# Given request
Take from the listing each line that has the string "রহণয".

------------------------------------

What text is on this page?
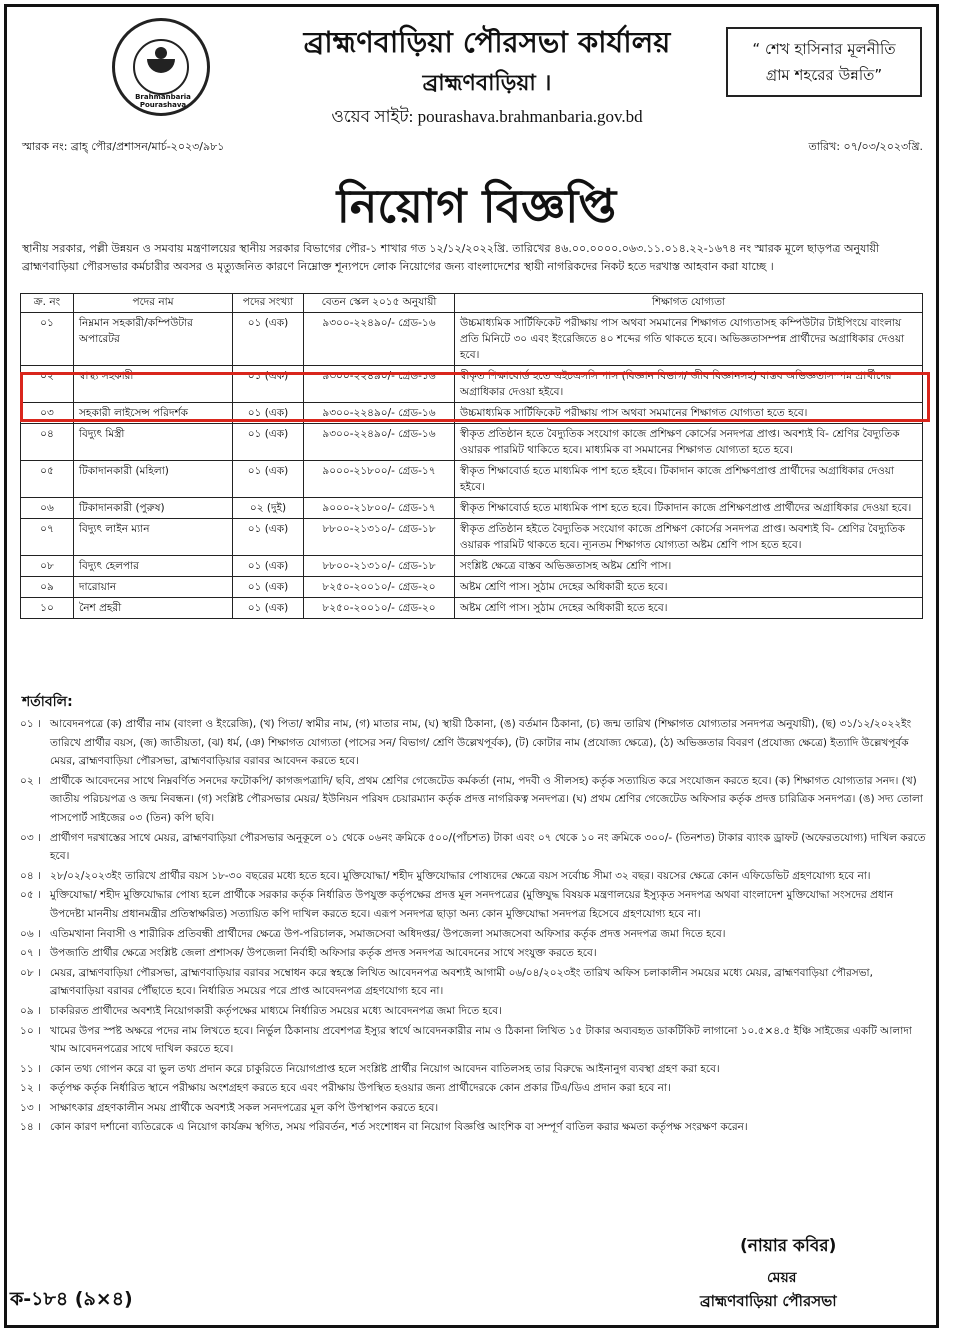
Brahmanbaria Pourashava
ব্রাহ্মণবাড়িয়া পৌরসভা কার্যালয়
ব্রাহ্মণবাড়িয়া ।
ওয়েব সাইট: pourashava.brahmanbaria.gov.bd
“ শেখ হাসিনার মূলনীতি
গ্রাম শহরের উন্নতি”
স্মারক নং: ব্রাহ্‌ পৌর/প্রশাসন/মার্চ-২০২৩/৯৮১	তারিখ: ০৭/০৩/২০২৩খ্রি.
নিয়োগ বিজ্ঞপ্তি
স্থানীয় সরকার, পল্লী উন্নয়ন ও সমবায় মন্ত্রণালয়ের স্থানীয় সরকার বিভাগের পৌর-১ শাখার গত ১২/১২/২০২২খ্রি. তারিখের ৪৬.০০.০০০০.০৬৩.১১.০১৪.২২-১৬৭৪ নং স্মারক মূলে ছাড়পত্র অনুযায়ী ব্রাহ্মণবাড়িয়া পৌরসভার কর্মচারীর অবসর ও মৃত্যুজনিত কারণে নিম্নোক্ত শূন্যপদে লোক নিয়োগের জন্য বাংলাদেশের স্থায়ী নাগরিকদের নিকট হতে দরখাস্ত আহবান করা যাচ্ছে ।
ক্র. নং	পদের নাম	পদের সংখ্যা	বেতন স্কেল ২০১৫ অনুযায়ী	শিক্ষাগত যোগ্যতা
০১	নিম্নমান সহকারী/কম্পিউটার অপারেটর	০১ (এক)	৯৩০০-২২৪৯০/- গ্রেড-১৬	উচ্চমাধ্যমিক সার্টিফিকেট পরীক্ষায় পাস অথবা সমমানের শিক্ষাগত যোগ্যতাসহ কম্পিউটার টাইপিংয়ে বাংলায় প্রতি মিনিটে ৩০ এবং ইংরেজিতে ৪০ শব্দের গতি থাকতে হবে। অভিজ্ঞতাসম্পন্ন প্রার্থীদের অগ্রাধিকার দেওয়া হবে।
০২	স্বাস্থ্য সহকারী	০১ (এক)	৯৩০০-২২৪৯০/- গ্রেড-১৬	স্বীকৃত শিক্ষাবোর্ড হতে এইচএসসি পাস (বিজ্ঞান বিভাগ/ জীব বিজ্ঞানসহ) বাস্তব অভিজ্ঞতাসম্পন্ন প্রার্থীদের অগ্রাধিকার দেওয়া হইবে।
০৩	সহকারী লাইসেন্স পরিদর্শক	০১ (এক)	৯৩০০-২২৪৯০/- গ্রেড-১৬	উচ্চমাধ্যমিক সার্টিফিকেট পরীক্ষায় পাস অথবা সমমানের শিক্ষাগত যোগ্যতা হতে হবে।
০৪	বিদ্যুৎ মিস্ত্রী	০১ (এক)	৯৩০০-২২৪৯০/- গ্রেড-১৬	স্বীকৃত প্রতিষ্ঠান হতে বৈদ্যুতিক সংযোগ কাজে প্রশিক্ষণ কোর্সের সনদপত্র প্রাপ্ত। অবশ্যই বি- শ্রেণির বৈদ্যুতিক ওয়ারক পারমিট থাকিতে হবে। মাধ্যমিক বা সমমানের শিক্ষাগত যোগ্যতা হতে হবে।
০৫	টিকাদানকারী (মহিলা)	০১ (এক)	৯০০০-২১৮০০/- গ্রেড-১৭	স্বীকৃত শিক্ষাবোর্ড হতে মাধ্যমিক পাশ হতে হইবে। টিকাদান কাজে প্রশিক্ষণপ্রাপ্ত প্রার্থীদের অগ্রাধিকার দেওয়া হইবে।
০৬	টিকাদানকারী (পুরুষ)	০২ (দুই)	৯০০০-২১৮০০/- গ্রেড-১৭	স্বীকৃত শিক্ষাবোর্ড হতে মাধ্যমিক পাশ হতে হবে। টিকাদান কাজে প্রশিক্ষণপ্রাপ্ত প্রার্থীদের অগ্রাধিকার দেওয়া হবে।
০৭	বিদ্যুৎ লাইন ম্যান	০১ (এক)	৮৮০০-২১৩১০/- গ্রেড-১৮	স্বীকৃত প্রতিষ্ঠান হইতে বৈদ্যুতিক সংযোগ কাজে প্রশিক্ষণ কোর্সের সনদপত্র প্রাপ্ত। অবশ্যই বি- শ্রেণির বৈদ্যুতিক ওয়ারক পারমিট থাকতে হবে। ন্যূনতম শিক্ষাগত যোগ্যতা অষ্টম শ্রেণি পাস হতে হবে।
০৮	বিদ্যুৎ হেলপার	০১ (এক)	৮৮০০-২১৩১০/- গ্রেড-১৮	সংশ্লিষ্ট ক্ষেত্রে বাস্তব অভিজ্ঞতাসহ অষ্টম শ্রেণি পাস।
০৯	দারোয়ান	০১ (এক)	৮২৫০-২০০১০/- গ্রেড-২০	অষ্টম শ্রেণি পাস। সুঠাম দেহের অধিকারী হতে হবে।
১০	নৈশ প্রহরী	০১ (এক)	৮২৫০-২০০১০/- গ্রেড-২০	অষ্টম শ্রেণি পাস। সুঠাম দেহের অধিকারী হতে হবে।
শর্তাবলি:
০১ । আবেদনপত্রে (ক) প্রার্থীর নাম (বাংলা ও ইংরেজি), (খ) পিতা/ স্বামীর নাম, (গ) মাতার নাম, (ঘ) স্থায়ী ঠিকানা, (ঙ) বর্তমান ঠিকানা, (চ) জন্ম তারিখ (শিক্ষাগত যোগ্যতার সনদপত্র অনুযায়ী), (ছ) ৩১/১২/২০২২ইং তারিখে প্রার্থীর বয়স, (জ) জাতীয়তা, (ঝ) ধর্ম, (ঞ) শিক্ষাগত যোগ্যতা (পাসের সন/ বিভাগ/ শ্রেণি উল্লেখপূর্বক), (ট) কোটার নাম (প্রযোজ্য ক্ষেত্রে), (ঠ) অভিজ্ঞতার বিবরণ (প্রযোজ্য ক্ষেত্রে) ইত্যাদি উল্লেখপূর্বক মেয়র, ব্রাহ্মণবাড়িয়া পৌরসভা, ব্রাহ্মণবাড়িয়ার বরাবর আবেদন করতে হবে।
০২ । প্রার্থীকে আবেদনের সাথে নিম্নবর্ণিত সনদের ফটোকপি/ কাগজপত্রাদি/ ছবি, প্রথম শ্রেণির গেজেটেড কর্মকর্তা (নাম, পদবী ও সীলসহ) কর্তৃক সত্যায়িত করে সংযোজন করতে হবে। (ক) শিক্ষাগত যোগ্যতার সনদ। (খ) জাতীয় পরিচয়পত্র ও জন্ম নিবন্ধন। (গ) সংশ্লিষ্ট পৌরসভার মেয়র/ ইউনিয়ন পরিষদ চেয়ারম্যান কর্তৃক প্রদত্ত নাগরিকত্ব সনদপত্র। (ঘ) প্রথম শ্রেণির গেজেটেড অফিসার কর্তৃক প্রদত্ত চারিত্রিক সনদপত্র। (ঙ) সদ্য তোলা পাসপোর্ট সাইজের ০৩ (তিন) কপি ছবি।
০৩ । প্রার্থীগণ দরখাস্তের সাথে মেয়র, ব্রাহ্মণবাড়িয়া পৌরসভার অনুকূলে ০১ থেকে ০৬নং ক্রমিকে ৫০০/(পাঁচশত) টাকা এবং ০৭ থেকে ১০ নং ক্রমিকে ৩০০/- (তিনশত) টাকার ব্যাংক ড্রাফট (অফেরতযোগ্য) দাখিল করতে হবে।
০৪ । ২৮/০২/২০২৩ইং তারিখে প্রার্থীর বয়স ১৮-৩০ বছরের মধ্যে হতে হবে। মুক্তিযোদ্ধা/ শহীদ মুক্তিযোদ্ধার পোষ্যদের ক্ষেত্রে বয়স সর্বোচ্চ সীমা ৩২ বছর। বয়সের ক্ষেত্রে কোন এফিডেভিট গ্রহণযোগ্য হবে না।
০৫ । মুক্তিযোদ্ধা/ শহীদ মুক্তিযোদ্ধার পোষ্য হলে প্রার্থীকে সরকার কর্তৃক নির্ধারিত উপযুক্ত কর্তৃপক্ষের প্রদত্ত মূল সনদপত্রের (মুক্তিযুদ্ধ বিষয়ক মন্ত্রণালয়ের ইস্যুকৃত সনদপত্র অথবা বাংলাদেশ মুক্তিযোদ্ধা সংসদের প্রধান উপদেষ্টা মাননীয় প্রধানমন্ত্রীর প্রতিস্বাক্ষরিত) সত্যায়িত কপি দাখিল করতে হবে। এরূপ সনদপত্র ছাড়া অন্য কোন মুক্তিযোদ্ধা সনদপত্র হিসেবে গ্রহণযোগ্য হবে না।
০৬ । এতিমখানা নিবাসী ও শারীরিক প্রতিবন্ধী প্রার্থীদের ক্ষেত্রে উপ-পরিচালক, সমাজসেবা অধিদপ্তর/ উপজেলা সমাজসেবা অফিসার কর্তৃক প্রদত্ত সনদপত্র জমা দিতে হবে।
০৭ । উপজাতি প্রার্থীর ক্ষেত্রে সংশ্লিষ্ট জেলা প্রশাসক/ উপজেলা নির্বাহী অফিসার কর্তৃক প্রদত্ত সনদপত্র আবেদনের সাথে সংযুক্ত করতে হবে।
০৮ । মেয়র, ব্রাহ্মণবাড়িয়া পৌরসভা, ব্রাহ্মণবাড়িয়ার বরাবর সম্বোধন করে স্বহস্তে লিখিত আবেদনপত্র অবশ্যই আগামী ০৬/০৪/২০২৩ইং তারিখ অফিস চলাকালীন সময়ের মধ্যে মেয়র, ব্রাহ্মণবাড়িয়া পৌরসভা, ব্রাহ্মণবাড়িয়া বরাবর পৌঁছাতে হবে। নির্ধারিত সময়ের পরে প্রাপ্ত আবেদনপত্র গ্রহণযোগ্য হবে না।
০৯ । চাকরিরত প্রার্থীদের অবশ্যই নিয়োগকারী কর্তৃপক্ষের মাধ্যমে নির্ধারিত সময়ের মধ্যে আবেদনপত্র জমা দিতে হবে।
১০ । খামের উপর স্পষ্ট অক্ষরে পদের নাম লিখতে হবে। নির্ভুল ঠিকানায় প্রবেশপত্র ইস্যুর স্বার্থে আবেদনকারীর নাম ও ঠিকানা লিখিত ১৫ টাকার অব্যবহৃত ডাকটিকিট লাগানো ১০.৫×৪.৫ ইঞ্চি সাইজের একটি আলাদা খাম আবেদনপত্রের সাথে দাখিল করতে হবে।
১১ । কোন তথ্য গোপন করে বা ভুল তথ্য প্রদান করে চাকুরিতে নিয়োগপ্রাপ্ত হলে সংশ্লিষ্ট প্রার্থীর নিয়োগ আবেদন বাতিলসহ তার বিরুদ্ধে আইনানুগ ব্যবস্থা গ্রহণ করা হবে।
১২ । কর্তৃপক্ষ কর্তৃক নির্ধারিত স্থানে পরীক্ষায় অংশগ্রহণ করতে হবে এবং পরীক্ষায় উপস্থিত হওয়ার জন্য প্রার্থীদেরকে কোন প্রকার টিএ/ডিএ প্রদান করা হবে না।
১৩ । সাক্ষাৎকার গ্রহণকালীন সময় প্রার্থীকে অবশ্যই সকল সনদপত্রের মূল কপি উপস্থাপন করতে হবে।
১৪ । কোন কারণ দর্শানো ব্যতিরেকে এ নিয়োগ কার্যক্রম স্থগিত, সময় পরিবর্তন, শর্ত সংশোধন বা নিয়োগ বিজ্ঞপ্তি আংশিক বা সম্পূর্ণ বাতিল করার ক্ষমতা কর্তৃপক্ষ সংরক্ষণ করেন।
(নায়ার কবির)
মেয়র
ব্রাহ্মণবাড়িয়া পৌরসভা
ক-১৮৪ (৯×৪)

------------------------------------

# Solution
০৪ । ২৮/০২/২০২৩ইং তারিখে প্রার্থীর বয়স ১৮-৩০ বছরের মধ্যে হতে হবে। মুক্তিযোদ্ধা/ শহীদ মুক্তিযোদ্ধার পোষ্যদের ক্ষেত্রে বয়স সর্বোচ্চ সীমা ৩২ বছর। বয়সের ক্ষেত্রে কোন এফিডেভিট গ্রহণযোগ্য হবে না।
০৫ । মুক্তিযোদ্ধা/ শহীদ মুক্তিযোদ্ধার পোষ্য হলে প্রার্থীকে সরকার কর্তৃক নির্ধারিত উপযুক্ত কর্তৃপক্ষের প্রদত্ত মূল সনদপত্রের (মুক্তিযুদ্ধ বিষয়ক মন্ত্রণালয়ের ইস্যুকৃত সনদপত্র অথবা বাংলাদেশ মুক্তিযোদ্ধা সংসদের প্রধান উপদেষ্টা মাননীয় প্রধানমন্ত্রীর প্রতিস্বাক্ষরিত) সত্যায়িত কপি দাখিল করতে হবে। এরূপ সনদপত্র ছাড়া অন্য কোন মুক্তিযোদ্ধা সনদপত্র হিসেবে গ্রহণযোগ্য হবে না।
০৮ । মেয়র, ব্রাহ্মণবাড়িয়া পৌরসভা, ব্রাহ্মণবাড়িয়ার বরাবর সম্বোধন করে স্বহস্তে লিখিত আবেদনপত্র অবশ্যই আগামী ০৬/০৪/২০২৩ইং তারিখ অফিস চলাকালীন সময়ের মধ্যে মেয়র, ব্রাহ্মণবাড়িয়া পৌরসভা, ব্রাহ্মণবাড়িয়া বরাবর পৌঁছাতে হবে। নির্ধারিত সময়ের পরে প্রাপ্ত আবেদনপত্র গ্রহণযোগ্য হবে না।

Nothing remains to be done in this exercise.